Saved data entries
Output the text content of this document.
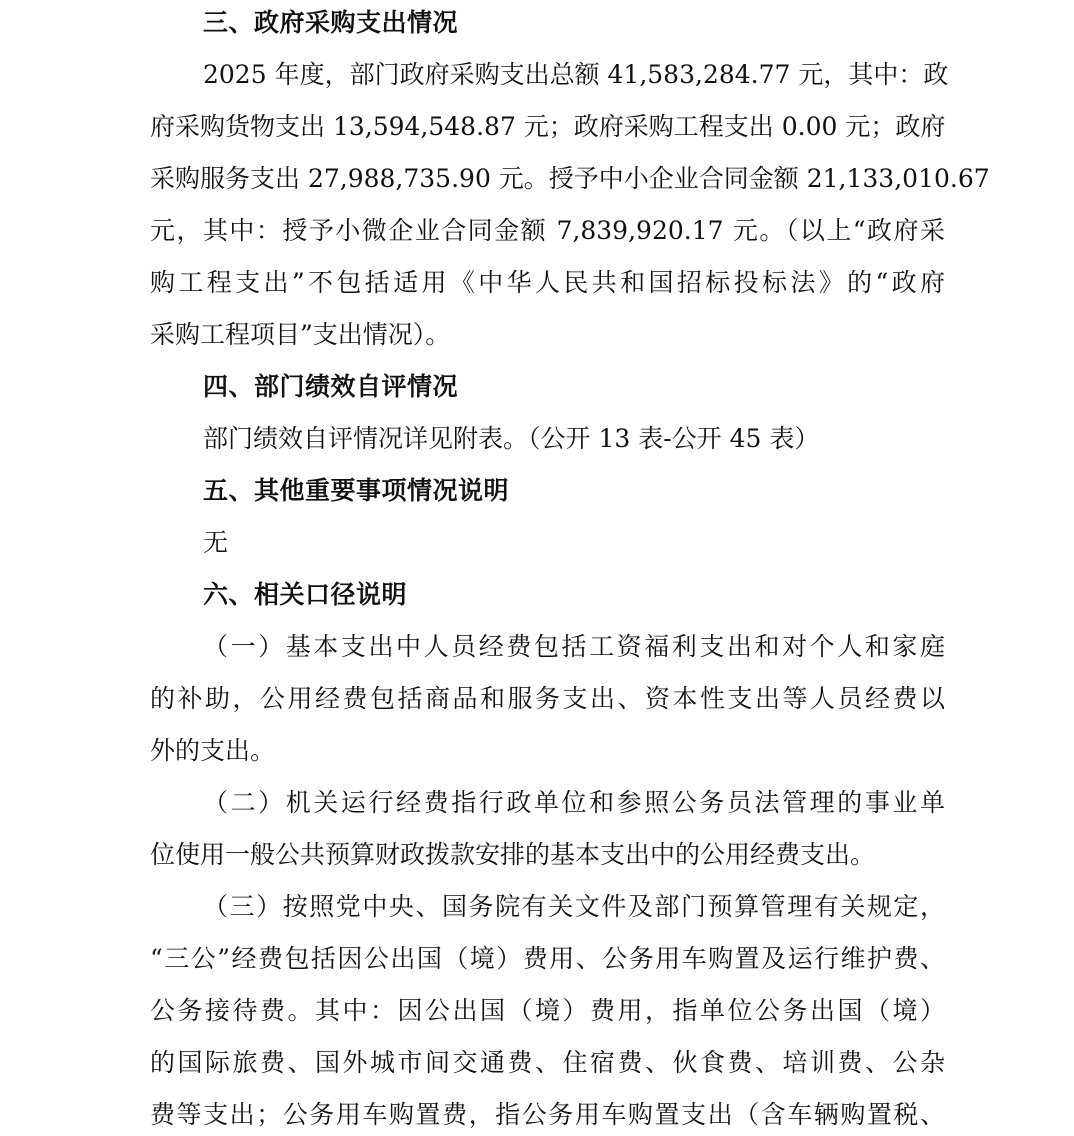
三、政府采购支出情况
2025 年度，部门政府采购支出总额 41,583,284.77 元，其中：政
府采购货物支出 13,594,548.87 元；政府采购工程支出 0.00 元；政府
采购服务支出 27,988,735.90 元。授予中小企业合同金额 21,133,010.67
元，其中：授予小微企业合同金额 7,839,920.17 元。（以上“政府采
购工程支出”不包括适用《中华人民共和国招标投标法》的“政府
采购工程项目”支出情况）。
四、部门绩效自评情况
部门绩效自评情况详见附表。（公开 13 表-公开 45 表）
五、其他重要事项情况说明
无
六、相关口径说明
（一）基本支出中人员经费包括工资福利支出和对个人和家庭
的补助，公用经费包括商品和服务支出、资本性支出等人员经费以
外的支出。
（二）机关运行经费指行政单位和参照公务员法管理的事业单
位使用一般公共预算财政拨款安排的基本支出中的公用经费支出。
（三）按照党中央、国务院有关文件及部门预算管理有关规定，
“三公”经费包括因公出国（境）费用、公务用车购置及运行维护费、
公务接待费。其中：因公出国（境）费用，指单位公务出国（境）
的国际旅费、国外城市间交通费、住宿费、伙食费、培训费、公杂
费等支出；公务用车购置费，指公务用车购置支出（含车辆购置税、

* * *

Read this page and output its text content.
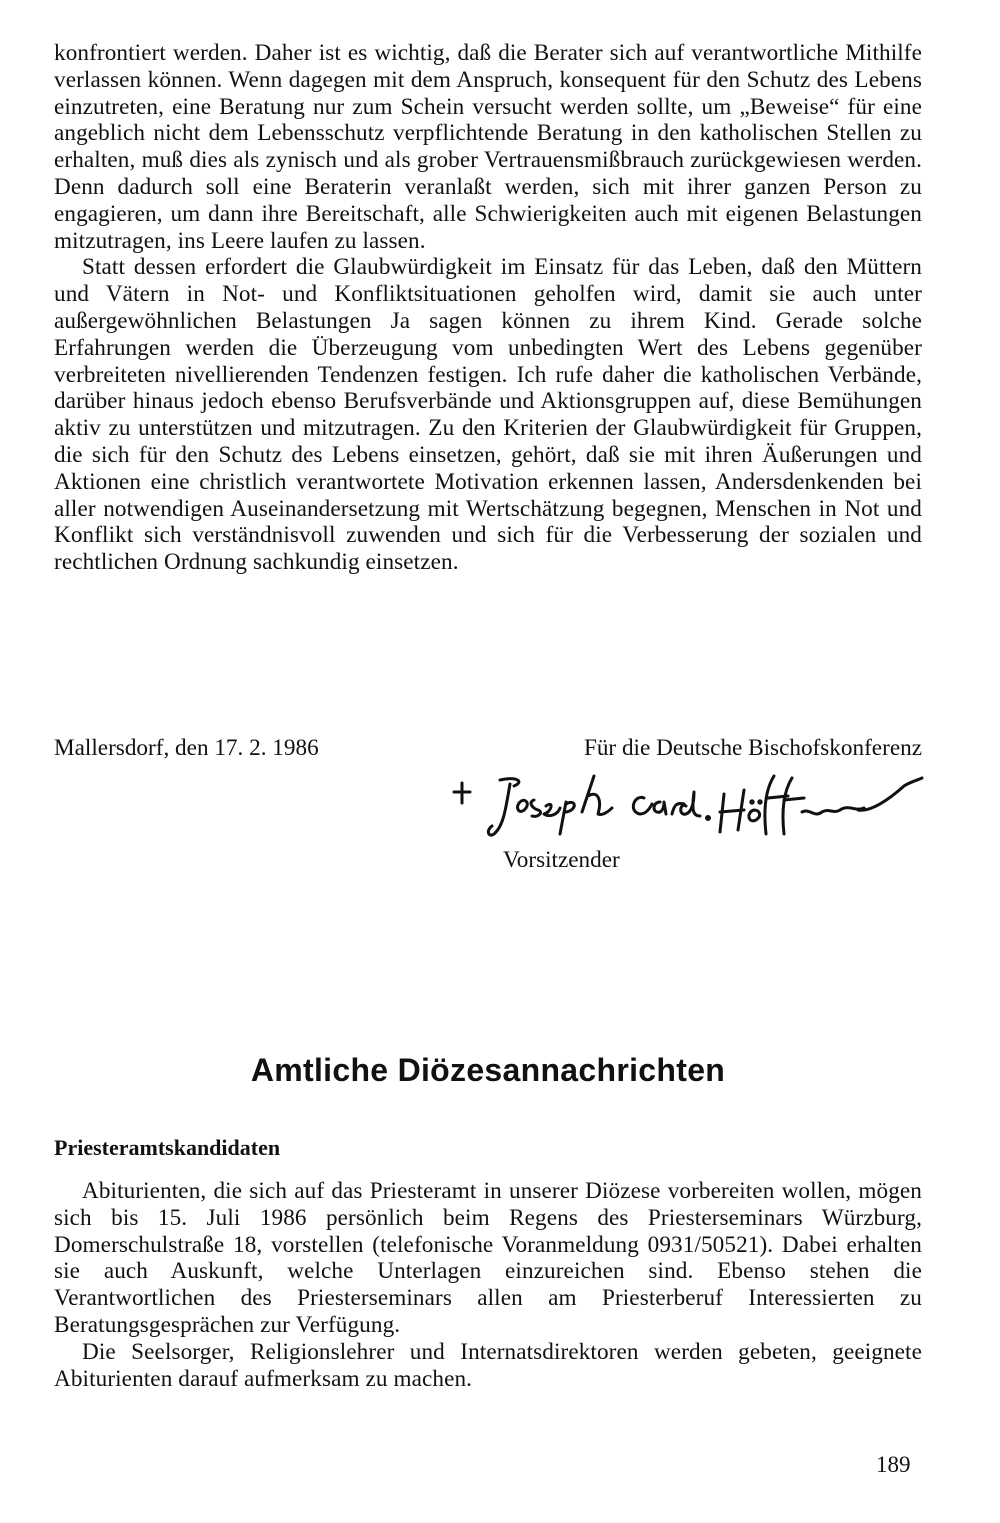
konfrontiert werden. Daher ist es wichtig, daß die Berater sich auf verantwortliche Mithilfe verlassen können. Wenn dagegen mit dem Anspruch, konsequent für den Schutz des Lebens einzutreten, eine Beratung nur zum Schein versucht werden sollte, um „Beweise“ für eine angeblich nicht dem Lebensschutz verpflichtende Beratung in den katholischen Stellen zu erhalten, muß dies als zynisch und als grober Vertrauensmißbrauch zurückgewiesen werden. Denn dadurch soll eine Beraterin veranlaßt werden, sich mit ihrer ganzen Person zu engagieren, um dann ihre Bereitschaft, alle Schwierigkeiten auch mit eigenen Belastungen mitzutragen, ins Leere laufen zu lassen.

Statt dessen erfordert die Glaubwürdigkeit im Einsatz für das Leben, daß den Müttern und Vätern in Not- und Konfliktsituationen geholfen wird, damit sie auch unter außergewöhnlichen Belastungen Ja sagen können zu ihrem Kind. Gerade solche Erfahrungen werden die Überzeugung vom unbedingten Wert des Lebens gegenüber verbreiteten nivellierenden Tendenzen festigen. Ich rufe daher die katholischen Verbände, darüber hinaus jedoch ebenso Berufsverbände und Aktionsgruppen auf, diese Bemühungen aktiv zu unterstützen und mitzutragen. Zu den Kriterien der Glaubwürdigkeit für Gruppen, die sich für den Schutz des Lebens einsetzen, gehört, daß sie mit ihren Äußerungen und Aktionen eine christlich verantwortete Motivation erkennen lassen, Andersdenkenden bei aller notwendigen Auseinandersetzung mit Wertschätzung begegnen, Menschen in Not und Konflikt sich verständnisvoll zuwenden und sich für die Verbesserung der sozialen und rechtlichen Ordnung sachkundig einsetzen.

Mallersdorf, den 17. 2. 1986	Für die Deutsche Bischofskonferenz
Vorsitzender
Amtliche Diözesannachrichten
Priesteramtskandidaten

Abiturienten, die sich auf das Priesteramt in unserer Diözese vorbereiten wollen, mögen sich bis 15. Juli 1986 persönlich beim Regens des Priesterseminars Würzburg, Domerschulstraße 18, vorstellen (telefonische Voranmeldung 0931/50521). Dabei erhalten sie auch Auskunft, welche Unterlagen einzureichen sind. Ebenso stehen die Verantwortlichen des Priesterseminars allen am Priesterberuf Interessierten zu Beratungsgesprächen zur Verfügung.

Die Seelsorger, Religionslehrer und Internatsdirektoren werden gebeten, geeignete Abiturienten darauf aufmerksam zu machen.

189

__PROBLEM STATEMENT__
Select the lines in this material that hold the word "erhalten", leaving none out.

__FINISHED EXERCISE__
konfrontiert werden. Daher ist es wichtig, daß die Berater sich auf verantwortliche Mithilfe verlassen können. Wenn dagegen mit dem Anspruch, konsequent für den Schutz des Lebens einzutreten, eine Beratung nur zum Schein versucht werden sollte, um „Beweise“ für eine angeblich nicht dem Lebensschutz verpflichtende Beratung in den katholischen Stellen zu erhalten, muß dies als zynisch und als grober Vertrauensmißbrauch zurückgewiesen werden. Denn dadurch soll eine Beraterin veranlaßt werden, sich mit ihrer ganzen Person zu engagieren, um dann ihre Bereitschaft, alle Schwierigkeiten auch mit eigenen Belastungen mitzutragen, ins Leere laufen zu lassen.
Abiturienten, die sich auf das Priesteramt in unserer Diözese vorbereiten wollen, mögen sich bis 15. Juli 1986 persönlich beim Regens des Priesterseminars Würzburg, Domerschulstraße 18, vorstellen (telefonische Voranmeldung 0931/50521). Dabei erhalten sie auch Auskunft, welche Unterlagen einzureichen sind. Ebenso stehen die Verantwortlichen des Priesterseminars allen am Priesterberuf Interessierten zu Beratungsgesprächen zur Verfügung.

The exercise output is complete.